THE PROBLEM: Each line that holds the word "過去分詞" counts once; report how many lines do so and nothing else.

[Items from a dataset]
>>>
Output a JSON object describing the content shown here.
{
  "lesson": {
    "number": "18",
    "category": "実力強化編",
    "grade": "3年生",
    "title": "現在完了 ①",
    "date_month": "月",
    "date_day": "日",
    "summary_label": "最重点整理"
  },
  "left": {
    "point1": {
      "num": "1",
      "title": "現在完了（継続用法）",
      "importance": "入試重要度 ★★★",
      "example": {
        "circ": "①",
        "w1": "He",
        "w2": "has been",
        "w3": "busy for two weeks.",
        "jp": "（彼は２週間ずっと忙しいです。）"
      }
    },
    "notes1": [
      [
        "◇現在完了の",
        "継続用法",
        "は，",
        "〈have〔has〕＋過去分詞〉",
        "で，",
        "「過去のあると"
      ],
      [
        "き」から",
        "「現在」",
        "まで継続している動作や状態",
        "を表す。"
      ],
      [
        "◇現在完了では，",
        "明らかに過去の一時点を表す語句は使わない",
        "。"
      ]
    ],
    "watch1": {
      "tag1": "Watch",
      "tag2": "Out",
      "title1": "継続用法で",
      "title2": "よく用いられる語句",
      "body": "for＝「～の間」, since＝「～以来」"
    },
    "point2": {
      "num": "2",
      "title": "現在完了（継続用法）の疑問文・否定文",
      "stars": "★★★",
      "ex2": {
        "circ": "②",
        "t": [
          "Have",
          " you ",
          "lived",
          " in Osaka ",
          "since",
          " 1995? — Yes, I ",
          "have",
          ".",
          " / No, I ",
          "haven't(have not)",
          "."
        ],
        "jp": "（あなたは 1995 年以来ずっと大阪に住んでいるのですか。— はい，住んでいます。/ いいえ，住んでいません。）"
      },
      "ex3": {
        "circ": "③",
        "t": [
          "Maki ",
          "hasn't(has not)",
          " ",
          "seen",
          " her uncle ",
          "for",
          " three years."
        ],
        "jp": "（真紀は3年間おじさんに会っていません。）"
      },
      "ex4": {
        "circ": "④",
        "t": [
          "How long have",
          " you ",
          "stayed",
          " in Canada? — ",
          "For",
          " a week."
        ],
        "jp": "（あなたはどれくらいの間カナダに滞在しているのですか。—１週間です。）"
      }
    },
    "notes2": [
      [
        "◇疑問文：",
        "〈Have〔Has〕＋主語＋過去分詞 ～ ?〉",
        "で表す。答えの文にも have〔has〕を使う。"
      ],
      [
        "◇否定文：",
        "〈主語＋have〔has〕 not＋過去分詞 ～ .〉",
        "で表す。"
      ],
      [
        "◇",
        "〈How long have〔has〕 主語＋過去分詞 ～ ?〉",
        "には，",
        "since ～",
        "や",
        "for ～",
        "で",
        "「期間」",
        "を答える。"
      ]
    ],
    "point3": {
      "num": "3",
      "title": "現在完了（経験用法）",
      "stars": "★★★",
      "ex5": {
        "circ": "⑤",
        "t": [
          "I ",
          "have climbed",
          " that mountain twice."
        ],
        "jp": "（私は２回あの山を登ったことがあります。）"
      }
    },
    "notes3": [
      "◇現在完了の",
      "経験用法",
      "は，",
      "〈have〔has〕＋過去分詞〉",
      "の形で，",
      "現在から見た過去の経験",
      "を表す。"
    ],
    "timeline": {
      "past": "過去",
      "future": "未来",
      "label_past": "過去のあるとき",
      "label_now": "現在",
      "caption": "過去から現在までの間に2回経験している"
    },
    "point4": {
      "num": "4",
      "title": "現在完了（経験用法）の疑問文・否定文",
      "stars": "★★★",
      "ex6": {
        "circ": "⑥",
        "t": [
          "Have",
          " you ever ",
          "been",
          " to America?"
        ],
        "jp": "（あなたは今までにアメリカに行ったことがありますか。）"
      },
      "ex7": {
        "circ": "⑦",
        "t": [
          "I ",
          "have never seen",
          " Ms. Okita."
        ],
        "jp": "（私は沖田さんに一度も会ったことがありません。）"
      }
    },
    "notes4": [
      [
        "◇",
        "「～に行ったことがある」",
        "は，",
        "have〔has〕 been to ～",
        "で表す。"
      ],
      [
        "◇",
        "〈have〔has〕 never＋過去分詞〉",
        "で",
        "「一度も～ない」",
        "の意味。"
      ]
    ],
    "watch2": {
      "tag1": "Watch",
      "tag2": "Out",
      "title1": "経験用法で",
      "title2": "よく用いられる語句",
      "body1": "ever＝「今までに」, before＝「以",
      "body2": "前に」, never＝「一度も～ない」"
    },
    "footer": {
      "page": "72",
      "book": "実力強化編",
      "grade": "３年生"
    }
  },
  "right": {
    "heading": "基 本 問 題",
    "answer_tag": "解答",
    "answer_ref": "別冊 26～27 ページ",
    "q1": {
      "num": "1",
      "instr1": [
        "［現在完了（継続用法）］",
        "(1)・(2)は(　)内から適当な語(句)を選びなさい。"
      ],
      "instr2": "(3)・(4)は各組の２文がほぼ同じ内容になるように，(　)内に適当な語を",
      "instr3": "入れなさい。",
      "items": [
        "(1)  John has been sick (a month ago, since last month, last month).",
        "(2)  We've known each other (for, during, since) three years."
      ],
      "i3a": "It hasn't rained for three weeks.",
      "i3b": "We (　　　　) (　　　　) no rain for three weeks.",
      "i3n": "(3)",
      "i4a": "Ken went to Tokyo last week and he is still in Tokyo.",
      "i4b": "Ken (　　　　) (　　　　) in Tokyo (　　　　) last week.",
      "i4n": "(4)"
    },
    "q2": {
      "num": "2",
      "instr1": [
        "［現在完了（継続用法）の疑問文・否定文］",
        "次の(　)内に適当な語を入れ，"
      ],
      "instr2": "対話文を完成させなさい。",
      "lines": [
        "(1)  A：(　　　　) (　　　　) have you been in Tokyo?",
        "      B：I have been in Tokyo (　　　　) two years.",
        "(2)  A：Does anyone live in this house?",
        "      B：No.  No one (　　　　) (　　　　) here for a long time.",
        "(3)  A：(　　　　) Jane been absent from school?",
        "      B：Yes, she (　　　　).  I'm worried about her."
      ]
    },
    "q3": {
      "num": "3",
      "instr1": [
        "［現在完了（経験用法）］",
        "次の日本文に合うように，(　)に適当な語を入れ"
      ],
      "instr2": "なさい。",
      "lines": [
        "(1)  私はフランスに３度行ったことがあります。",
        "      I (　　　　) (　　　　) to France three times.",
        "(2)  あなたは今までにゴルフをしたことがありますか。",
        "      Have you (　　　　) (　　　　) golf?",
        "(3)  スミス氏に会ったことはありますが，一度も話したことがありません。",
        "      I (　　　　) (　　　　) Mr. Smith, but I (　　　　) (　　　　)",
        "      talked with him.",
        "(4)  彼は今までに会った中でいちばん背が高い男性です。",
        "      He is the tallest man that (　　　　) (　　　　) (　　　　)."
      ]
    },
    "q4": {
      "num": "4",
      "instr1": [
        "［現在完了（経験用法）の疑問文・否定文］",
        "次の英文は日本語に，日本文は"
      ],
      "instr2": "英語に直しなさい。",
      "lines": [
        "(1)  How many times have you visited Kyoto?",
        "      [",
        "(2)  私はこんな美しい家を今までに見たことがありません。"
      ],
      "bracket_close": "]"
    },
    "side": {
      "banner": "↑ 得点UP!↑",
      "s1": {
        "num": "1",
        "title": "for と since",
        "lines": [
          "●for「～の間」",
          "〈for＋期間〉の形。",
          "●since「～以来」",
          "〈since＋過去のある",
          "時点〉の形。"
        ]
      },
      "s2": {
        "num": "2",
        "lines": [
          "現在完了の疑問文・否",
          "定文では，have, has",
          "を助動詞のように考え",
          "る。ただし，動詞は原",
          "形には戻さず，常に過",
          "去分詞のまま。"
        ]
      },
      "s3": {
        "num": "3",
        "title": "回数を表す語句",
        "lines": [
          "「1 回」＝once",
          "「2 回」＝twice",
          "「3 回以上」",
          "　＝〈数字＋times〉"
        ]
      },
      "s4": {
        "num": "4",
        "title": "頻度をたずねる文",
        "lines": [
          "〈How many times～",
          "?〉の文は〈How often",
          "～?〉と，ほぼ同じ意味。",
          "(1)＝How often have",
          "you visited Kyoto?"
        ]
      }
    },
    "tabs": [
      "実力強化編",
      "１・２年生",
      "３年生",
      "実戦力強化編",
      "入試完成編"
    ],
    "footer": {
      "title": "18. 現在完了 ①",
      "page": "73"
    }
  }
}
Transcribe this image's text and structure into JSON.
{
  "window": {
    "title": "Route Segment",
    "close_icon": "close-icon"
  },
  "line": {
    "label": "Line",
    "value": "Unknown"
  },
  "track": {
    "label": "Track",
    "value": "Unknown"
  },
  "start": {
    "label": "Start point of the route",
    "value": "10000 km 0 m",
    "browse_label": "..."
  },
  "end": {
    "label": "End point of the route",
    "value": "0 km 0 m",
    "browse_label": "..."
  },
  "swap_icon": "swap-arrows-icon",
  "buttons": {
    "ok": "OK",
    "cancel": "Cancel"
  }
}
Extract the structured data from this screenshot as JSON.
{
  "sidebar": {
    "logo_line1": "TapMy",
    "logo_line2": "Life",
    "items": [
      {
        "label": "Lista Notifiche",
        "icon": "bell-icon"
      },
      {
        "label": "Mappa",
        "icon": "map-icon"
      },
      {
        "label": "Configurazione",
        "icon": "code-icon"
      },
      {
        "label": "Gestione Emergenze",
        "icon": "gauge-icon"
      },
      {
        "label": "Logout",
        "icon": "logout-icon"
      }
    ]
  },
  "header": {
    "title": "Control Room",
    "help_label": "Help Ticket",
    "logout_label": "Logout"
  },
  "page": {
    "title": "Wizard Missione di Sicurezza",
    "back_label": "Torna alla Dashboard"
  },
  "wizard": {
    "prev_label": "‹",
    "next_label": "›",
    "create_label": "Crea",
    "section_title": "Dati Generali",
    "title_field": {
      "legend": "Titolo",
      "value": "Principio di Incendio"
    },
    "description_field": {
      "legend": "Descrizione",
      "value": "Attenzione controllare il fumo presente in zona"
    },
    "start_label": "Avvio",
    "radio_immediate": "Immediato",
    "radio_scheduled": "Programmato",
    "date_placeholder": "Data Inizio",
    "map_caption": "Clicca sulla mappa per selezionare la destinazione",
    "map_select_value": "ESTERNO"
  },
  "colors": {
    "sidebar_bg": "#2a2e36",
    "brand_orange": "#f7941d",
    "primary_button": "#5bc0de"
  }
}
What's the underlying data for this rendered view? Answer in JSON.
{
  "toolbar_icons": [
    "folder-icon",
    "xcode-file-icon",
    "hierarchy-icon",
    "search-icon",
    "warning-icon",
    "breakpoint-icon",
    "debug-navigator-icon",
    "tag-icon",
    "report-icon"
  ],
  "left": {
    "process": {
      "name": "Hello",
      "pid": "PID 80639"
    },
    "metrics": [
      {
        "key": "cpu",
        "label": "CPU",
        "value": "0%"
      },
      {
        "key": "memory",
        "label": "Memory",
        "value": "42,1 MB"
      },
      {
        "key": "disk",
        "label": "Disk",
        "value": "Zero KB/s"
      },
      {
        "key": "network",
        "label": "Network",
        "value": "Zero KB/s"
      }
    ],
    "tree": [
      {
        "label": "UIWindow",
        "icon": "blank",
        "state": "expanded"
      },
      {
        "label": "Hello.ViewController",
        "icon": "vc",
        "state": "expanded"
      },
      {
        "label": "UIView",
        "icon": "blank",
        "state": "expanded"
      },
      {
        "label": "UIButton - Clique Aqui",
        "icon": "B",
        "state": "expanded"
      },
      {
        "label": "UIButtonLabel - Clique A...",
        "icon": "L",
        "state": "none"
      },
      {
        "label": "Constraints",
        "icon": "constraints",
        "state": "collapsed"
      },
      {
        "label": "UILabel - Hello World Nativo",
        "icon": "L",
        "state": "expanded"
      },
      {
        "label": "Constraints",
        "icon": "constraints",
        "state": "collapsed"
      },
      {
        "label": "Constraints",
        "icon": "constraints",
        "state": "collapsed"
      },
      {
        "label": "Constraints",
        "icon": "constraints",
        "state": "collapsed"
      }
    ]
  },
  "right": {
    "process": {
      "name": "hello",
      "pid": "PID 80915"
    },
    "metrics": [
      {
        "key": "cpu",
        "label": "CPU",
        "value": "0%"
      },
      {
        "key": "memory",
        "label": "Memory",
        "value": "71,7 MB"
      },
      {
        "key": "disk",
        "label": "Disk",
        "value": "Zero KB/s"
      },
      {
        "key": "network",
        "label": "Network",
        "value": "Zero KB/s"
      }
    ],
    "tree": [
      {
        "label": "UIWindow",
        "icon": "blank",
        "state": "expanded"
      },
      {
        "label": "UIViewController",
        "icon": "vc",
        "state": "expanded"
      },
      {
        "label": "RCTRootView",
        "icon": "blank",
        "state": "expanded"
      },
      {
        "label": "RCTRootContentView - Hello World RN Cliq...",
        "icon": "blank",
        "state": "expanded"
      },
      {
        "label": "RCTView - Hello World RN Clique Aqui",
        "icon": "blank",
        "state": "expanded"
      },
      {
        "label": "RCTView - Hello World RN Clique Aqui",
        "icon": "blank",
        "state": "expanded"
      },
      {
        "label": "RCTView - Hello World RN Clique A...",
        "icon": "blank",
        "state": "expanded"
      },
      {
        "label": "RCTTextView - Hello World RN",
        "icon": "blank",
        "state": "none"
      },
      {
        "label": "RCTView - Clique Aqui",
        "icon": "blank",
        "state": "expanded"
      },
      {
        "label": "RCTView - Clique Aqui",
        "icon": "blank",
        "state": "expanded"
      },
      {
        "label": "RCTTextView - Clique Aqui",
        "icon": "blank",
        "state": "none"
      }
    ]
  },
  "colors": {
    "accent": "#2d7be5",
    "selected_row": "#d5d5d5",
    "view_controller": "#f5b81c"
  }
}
<<<
RESPONSE TO THE EXERCISE: 6